WHAT YOU WILL DO
Consider the records below. How many of their lines include the word "screenshot"? State the number and nothing else.

DATA TO PROCESS

>> start

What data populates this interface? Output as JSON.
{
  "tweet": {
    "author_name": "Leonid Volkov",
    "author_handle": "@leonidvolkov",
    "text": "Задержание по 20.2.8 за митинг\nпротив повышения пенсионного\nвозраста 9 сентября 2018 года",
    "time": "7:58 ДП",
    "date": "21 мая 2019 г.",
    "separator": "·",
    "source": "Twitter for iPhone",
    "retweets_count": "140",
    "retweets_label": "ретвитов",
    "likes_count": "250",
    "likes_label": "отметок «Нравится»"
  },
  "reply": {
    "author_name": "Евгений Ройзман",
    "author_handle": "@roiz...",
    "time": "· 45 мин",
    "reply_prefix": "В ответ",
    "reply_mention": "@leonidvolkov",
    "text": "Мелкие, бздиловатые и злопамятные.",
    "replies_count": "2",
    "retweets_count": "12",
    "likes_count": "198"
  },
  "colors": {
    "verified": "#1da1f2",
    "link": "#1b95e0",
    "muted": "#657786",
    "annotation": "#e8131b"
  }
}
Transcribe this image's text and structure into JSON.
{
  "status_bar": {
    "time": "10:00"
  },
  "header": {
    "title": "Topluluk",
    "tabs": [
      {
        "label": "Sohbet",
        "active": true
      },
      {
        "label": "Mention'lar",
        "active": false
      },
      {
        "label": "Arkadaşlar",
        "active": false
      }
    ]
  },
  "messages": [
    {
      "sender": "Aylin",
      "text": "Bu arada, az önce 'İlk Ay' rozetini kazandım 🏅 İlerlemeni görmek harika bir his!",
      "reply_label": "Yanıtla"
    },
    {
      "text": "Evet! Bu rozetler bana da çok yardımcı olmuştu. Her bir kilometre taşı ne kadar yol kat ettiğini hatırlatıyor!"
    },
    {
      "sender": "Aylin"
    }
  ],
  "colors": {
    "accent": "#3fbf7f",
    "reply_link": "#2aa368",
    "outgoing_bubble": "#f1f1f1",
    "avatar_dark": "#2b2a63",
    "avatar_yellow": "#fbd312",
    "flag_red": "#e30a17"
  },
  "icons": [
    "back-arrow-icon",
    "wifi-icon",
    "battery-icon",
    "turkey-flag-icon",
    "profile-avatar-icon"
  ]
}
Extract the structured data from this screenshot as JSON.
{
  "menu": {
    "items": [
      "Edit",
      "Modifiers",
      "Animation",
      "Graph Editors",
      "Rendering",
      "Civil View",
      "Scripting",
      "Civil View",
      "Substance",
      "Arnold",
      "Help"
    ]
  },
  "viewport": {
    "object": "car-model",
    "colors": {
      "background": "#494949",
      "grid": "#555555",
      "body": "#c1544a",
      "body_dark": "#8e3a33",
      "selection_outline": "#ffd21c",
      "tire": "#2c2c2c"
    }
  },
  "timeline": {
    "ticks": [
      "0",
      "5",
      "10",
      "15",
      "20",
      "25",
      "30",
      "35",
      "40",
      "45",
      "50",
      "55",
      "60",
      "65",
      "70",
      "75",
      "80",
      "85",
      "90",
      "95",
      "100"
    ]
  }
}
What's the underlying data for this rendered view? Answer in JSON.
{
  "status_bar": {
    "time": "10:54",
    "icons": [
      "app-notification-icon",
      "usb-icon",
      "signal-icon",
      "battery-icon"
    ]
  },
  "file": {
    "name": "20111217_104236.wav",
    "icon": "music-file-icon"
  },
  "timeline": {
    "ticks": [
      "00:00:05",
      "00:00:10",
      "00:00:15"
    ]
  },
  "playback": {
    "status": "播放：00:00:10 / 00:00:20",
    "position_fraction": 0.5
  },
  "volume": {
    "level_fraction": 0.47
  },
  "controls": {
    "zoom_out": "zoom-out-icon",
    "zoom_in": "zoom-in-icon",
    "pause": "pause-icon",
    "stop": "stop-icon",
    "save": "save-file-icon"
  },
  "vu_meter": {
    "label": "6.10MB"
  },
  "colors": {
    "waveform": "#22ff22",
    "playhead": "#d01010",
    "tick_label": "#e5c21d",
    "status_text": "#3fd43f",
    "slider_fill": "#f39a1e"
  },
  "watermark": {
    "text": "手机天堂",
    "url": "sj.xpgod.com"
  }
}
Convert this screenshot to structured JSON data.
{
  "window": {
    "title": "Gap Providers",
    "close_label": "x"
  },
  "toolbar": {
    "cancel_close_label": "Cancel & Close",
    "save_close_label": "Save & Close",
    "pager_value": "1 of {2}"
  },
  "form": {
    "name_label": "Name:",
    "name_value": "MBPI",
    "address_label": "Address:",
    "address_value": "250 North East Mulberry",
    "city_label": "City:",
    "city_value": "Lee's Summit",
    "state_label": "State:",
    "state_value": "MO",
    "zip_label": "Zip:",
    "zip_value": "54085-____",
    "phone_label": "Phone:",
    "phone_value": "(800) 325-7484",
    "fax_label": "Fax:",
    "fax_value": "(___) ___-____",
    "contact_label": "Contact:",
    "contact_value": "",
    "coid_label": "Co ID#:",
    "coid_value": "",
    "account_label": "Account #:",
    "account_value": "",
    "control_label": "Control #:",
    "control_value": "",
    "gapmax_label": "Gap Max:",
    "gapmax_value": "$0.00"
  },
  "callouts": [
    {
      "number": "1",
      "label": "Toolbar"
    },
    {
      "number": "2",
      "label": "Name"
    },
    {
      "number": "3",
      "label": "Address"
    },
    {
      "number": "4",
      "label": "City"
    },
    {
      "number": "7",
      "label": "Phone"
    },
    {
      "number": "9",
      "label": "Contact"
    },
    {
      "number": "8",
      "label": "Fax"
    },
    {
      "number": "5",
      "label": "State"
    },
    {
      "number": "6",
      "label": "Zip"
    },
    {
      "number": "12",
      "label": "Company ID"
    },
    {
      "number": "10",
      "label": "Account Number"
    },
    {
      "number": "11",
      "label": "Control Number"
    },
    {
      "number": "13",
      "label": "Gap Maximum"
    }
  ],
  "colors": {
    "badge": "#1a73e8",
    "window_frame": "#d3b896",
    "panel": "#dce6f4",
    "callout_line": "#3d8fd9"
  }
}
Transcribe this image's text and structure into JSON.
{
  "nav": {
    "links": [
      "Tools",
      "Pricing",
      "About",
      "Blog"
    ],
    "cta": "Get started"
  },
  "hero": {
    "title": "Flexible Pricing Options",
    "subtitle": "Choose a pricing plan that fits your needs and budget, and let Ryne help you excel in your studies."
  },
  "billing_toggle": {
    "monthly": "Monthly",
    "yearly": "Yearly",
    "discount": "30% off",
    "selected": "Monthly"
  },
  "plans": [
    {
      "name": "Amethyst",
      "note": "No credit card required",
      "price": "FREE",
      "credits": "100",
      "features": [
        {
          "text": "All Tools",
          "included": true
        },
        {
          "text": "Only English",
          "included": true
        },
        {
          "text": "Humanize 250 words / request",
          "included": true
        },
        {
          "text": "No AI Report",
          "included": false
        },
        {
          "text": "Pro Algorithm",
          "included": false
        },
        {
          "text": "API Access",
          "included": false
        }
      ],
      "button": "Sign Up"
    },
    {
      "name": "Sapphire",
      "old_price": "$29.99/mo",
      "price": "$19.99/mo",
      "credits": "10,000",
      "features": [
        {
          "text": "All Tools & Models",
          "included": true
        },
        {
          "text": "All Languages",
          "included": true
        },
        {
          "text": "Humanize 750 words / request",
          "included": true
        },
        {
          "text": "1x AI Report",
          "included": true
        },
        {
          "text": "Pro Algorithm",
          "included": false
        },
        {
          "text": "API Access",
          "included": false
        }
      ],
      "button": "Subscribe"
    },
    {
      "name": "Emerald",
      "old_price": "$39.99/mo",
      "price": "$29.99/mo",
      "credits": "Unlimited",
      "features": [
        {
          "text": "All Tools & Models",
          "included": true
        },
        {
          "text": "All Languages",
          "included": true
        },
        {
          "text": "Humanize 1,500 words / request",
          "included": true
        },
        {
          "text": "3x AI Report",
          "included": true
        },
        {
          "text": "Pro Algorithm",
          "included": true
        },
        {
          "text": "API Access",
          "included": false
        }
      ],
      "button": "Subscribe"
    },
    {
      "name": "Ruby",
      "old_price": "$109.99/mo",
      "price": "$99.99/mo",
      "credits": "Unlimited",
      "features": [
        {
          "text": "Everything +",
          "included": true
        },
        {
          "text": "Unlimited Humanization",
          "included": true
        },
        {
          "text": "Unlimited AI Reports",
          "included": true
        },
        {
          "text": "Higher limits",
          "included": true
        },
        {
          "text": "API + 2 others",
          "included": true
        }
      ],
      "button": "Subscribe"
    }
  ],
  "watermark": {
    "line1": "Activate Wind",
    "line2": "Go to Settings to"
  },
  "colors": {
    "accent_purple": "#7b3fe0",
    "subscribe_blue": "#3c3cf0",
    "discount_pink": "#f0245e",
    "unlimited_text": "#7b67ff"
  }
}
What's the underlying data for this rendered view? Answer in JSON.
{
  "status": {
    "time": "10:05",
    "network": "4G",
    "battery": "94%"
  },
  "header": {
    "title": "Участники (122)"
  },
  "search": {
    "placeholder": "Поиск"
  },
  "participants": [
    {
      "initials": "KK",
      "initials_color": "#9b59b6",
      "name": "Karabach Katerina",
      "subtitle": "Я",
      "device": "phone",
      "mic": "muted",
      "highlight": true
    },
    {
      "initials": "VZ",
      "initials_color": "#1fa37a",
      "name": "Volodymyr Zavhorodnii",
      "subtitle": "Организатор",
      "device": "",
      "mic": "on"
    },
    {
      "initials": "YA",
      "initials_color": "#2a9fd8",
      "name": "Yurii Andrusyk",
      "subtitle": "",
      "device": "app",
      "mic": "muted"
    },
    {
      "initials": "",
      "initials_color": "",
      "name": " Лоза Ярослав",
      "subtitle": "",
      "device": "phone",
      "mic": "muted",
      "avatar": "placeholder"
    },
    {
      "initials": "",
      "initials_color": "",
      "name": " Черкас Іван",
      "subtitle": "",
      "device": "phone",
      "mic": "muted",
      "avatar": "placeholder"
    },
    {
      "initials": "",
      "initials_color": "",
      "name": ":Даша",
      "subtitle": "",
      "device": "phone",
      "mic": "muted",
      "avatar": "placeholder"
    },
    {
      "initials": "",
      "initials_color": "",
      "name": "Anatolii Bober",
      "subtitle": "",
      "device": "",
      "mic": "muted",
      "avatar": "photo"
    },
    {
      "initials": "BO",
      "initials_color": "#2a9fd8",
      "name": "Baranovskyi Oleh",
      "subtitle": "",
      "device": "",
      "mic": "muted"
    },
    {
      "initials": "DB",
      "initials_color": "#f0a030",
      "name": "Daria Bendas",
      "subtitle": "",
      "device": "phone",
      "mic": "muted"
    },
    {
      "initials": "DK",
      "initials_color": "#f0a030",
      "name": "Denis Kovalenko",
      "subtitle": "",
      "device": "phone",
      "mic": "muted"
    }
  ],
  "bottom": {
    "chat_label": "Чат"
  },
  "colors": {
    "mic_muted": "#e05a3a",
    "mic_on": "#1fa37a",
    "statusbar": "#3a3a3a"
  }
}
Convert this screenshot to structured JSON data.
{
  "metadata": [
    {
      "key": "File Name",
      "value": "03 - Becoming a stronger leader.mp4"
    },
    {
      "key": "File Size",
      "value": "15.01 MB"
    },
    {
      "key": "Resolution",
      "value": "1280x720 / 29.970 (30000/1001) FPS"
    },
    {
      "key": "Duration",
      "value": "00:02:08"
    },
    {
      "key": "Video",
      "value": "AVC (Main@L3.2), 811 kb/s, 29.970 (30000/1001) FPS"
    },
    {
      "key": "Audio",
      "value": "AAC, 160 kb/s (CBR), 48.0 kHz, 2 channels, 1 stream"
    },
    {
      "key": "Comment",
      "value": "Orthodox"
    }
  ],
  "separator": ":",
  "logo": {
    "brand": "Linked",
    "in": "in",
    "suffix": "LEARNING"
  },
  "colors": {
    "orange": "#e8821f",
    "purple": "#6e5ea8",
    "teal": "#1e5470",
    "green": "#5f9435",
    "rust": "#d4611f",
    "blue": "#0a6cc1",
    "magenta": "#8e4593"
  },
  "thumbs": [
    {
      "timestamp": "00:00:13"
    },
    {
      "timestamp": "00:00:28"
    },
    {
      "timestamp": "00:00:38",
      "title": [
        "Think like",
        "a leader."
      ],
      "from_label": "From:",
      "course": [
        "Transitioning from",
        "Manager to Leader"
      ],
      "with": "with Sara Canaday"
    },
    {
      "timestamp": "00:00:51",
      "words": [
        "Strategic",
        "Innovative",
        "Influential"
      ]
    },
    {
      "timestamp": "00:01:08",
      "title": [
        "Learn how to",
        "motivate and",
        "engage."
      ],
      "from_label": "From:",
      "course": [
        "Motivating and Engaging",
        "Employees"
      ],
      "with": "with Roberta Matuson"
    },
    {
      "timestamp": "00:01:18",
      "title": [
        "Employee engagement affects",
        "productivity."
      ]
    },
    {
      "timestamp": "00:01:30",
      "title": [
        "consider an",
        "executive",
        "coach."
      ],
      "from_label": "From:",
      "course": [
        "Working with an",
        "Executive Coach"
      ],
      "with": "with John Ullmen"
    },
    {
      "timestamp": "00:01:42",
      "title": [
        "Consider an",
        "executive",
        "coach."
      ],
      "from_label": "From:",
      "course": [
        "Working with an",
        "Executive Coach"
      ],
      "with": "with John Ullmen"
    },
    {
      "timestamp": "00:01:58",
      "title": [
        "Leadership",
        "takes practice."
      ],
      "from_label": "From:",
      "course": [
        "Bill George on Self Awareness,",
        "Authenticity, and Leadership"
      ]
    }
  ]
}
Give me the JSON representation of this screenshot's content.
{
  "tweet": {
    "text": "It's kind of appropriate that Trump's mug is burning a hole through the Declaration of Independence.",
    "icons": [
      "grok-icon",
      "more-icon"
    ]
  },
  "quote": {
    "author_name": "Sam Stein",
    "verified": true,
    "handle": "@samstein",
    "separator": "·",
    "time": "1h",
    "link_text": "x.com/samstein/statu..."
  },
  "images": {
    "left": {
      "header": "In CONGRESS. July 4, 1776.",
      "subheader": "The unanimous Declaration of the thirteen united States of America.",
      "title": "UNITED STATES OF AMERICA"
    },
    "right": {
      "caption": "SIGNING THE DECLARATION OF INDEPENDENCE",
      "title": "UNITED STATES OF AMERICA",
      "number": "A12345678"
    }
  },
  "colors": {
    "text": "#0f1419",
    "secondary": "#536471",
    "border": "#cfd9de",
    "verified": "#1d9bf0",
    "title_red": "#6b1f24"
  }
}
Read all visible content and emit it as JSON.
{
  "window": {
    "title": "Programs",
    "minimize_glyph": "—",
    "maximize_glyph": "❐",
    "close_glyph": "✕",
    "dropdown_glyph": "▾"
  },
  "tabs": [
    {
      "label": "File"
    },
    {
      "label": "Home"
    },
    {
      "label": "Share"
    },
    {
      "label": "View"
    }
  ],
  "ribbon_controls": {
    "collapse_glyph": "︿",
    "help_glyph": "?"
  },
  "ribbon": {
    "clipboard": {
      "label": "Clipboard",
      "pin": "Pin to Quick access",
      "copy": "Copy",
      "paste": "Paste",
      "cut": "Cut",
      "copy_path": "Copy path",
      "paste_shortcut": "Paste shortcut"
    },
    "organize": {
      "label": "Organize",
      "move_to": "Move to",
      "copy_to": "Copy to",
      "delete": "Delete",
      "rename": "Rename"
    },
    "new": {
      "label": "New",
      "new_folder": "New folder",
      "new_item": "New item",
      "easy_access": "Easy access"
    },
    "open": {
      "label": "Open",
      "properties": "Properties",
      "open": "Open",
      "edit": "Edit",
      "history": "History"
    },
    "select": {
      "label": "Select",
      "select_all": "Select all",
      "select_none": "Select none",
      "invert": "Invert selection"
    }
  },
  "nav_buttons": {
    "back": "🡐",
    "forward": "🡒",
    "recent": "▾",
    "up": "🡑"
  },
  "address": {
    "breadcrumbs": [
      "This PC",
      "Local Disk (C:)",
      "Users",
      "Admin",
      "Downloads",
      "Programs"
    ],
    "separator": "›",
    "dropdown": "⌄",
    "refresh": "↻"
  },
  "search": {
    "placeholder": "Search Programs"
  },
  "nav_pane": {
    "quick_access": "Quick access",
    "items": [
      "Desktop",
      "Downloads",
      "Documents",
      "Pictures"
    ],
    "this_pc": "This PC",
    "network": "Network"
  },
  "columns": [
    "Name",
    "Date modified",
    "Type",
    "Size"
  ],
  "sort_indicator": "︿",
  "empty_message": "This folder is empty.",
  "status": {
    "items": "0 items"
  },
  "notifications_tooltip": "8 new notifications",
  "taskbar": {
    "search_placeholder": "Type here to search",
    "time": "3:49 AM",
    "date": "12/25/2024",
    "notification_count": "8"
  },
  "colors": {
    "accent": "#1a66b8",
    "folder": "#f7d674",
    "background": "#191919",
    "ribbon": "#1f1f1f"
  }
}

>> end

SOLVED EXERCISE
4